* Start Data rows *

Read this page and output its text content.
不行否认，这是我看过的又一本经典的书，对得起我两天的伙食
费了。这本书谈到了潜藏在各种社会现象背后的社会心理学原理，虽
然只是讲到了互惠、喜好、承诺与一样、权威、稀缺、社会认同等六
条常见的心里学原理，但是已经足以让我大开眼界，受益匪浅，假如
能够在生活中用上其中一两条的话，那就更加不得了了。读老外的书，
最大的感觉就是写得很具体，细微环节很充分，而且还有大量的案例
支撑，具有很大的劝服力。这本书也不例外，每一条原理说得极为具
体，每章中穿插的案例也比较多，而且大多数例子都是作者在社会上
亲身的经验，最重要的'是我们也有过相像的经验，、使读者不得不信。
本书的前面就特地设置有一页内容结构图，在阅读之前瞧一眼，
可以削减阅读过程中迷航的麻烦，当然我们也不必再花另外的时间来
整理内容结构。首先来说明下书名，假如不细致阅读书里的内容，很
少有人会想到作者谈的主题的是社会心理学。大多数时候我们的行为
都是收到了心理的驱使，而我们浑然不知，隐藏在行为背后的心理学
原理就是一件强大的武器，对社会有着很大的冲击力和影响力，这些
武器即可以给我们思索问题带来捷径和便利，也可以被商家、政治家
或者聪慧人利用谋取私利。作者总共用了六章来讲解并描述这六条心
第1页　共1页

* End Data rows *

■ **Instructions for the task**
All of the entries need to be reproduced exactly; please write them out.

■ **Complete response**
Read this page and output its text content.
不行否认，这是我看过的又一本经典的书，对得起我两天的伙食
费了。这本书谈到了潜藏在各种社会现象背后的社会心理学原理，虽
然只是讲到了互惠、喜好、承诺与一样、权威、稀缺、社会认同等六
条常见的心里学原理，但是已经足以让我大开眼界，受益匪浅，假如
能够在生活中用上其中一两条的话，那就更加不得了了。读老外的书，
最大的感觉就是写得很具体，细微环节很充分，而且还有大量的案例
支撑，具有很大的劝服力。这本书也不例外，每一条原理说得极为具
体，每章中穿插的案例也比较多，而且大多数例子都是作者在社会上
亲身的经验，最重要的'是我们也有过相像的经验，、使读者不得不信。
本书的前面就特地设置有一页内容结构图，在阅读之前瞧一眼，
可以削减阅读过程中迷航的麻烦，当然我们也不必再花另外的时间来
整理内容结构。首先来说明下书名，假如不细致阅读书里的内容，很
少有人会想到作者谈的主题的是社会心理学。大多数时候我们的行为
都是收到了心理的驱使，而我们浑然不知，隐藏在行为背后的心理学
原理就是一件强大的武器，对社会有着很大的冲击力和影响力，这些
武器即可以给我们思索问题带来捷径和便利，也可以被商家、政治家
或者聪慧人利用谋取私利。作者总共用了六章来讲解并描述这六条心
第1页　共1页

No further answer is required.